Pictures aside, repeat every entry exactly.
[Begin Information provided]
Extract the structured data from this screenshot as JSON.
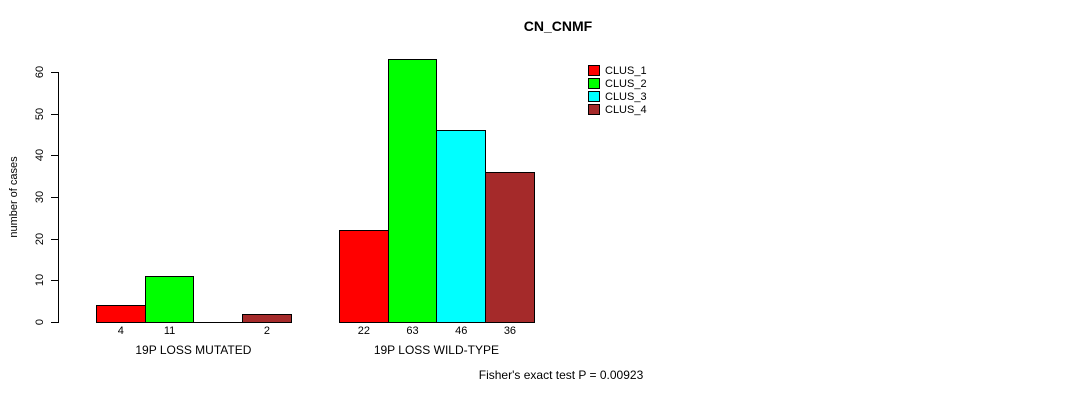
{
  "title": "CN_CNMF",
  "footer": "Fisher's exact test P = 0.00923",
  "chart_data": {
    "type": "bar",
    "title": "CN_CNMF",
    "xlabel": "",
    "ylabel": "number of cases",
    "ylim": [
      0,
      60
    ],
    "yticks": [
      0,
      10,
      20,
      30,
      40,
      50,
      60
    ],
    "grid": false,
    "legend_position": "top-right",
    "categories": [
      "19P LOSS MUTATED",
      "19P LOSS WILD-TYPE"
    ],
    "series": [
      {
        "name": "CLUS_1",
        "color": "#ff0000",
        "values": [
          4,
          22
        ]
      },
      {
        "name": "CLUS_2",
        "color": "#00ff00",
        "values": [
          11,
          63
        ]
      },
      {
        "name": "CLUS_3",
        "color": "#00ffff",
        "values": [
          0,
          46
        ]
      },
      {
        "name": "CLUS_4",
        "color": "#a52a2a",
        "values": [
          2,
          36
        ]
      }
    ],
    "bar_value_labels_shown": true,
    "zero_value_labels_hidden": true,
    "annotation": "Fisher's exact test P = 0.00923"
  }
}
[End Information provided]
> [Output of the task]:
Extract the structured data from this screenshot as JSON.
{
  "title": "CN_CNMF",
  "footer": "Fisher's exact test P = 0.00923",
  "chart_data": {
    "type": "bar",
    "title": "CN_CNMF",
    "xlabel": "",
    "ylabel": "number of cases",
    "ylim": [
      0,
      60
    ],
    "yticks": [
      0,
      10,
      20,
      30,
      40,
      50,
      60
    ],
    "grid": false,
    "legend_position": "top-right",
    "categories": [
      "19P LOSS MUTATED",
      "19P LOSS WILD-TYPE"
    ],
    "series": [
      {
        "name": "CLUS_1",
        "color": "#ff0000",
        "values": [
          4,
          22
        ]
      },
      {
        "name": "CLUS_2",
        "color": "#00ff00",
        "values": [
          11,
          63
        ]
      },
      {
        "name": "CLUS_3",
        "color": "#00ffff",
        "values": [
          0,
          46
        ]
      },
      {
        "name": "CLUS_4",
        "color": "#a52a2a",
        "values": [
          2,
          36
        ]
      }
    ],
    "bar_value_labels_shown": true,
    "zero_value_labels_hidden": true,
    "annotation": "Fisher's exact test P = 0.00923"
  }
}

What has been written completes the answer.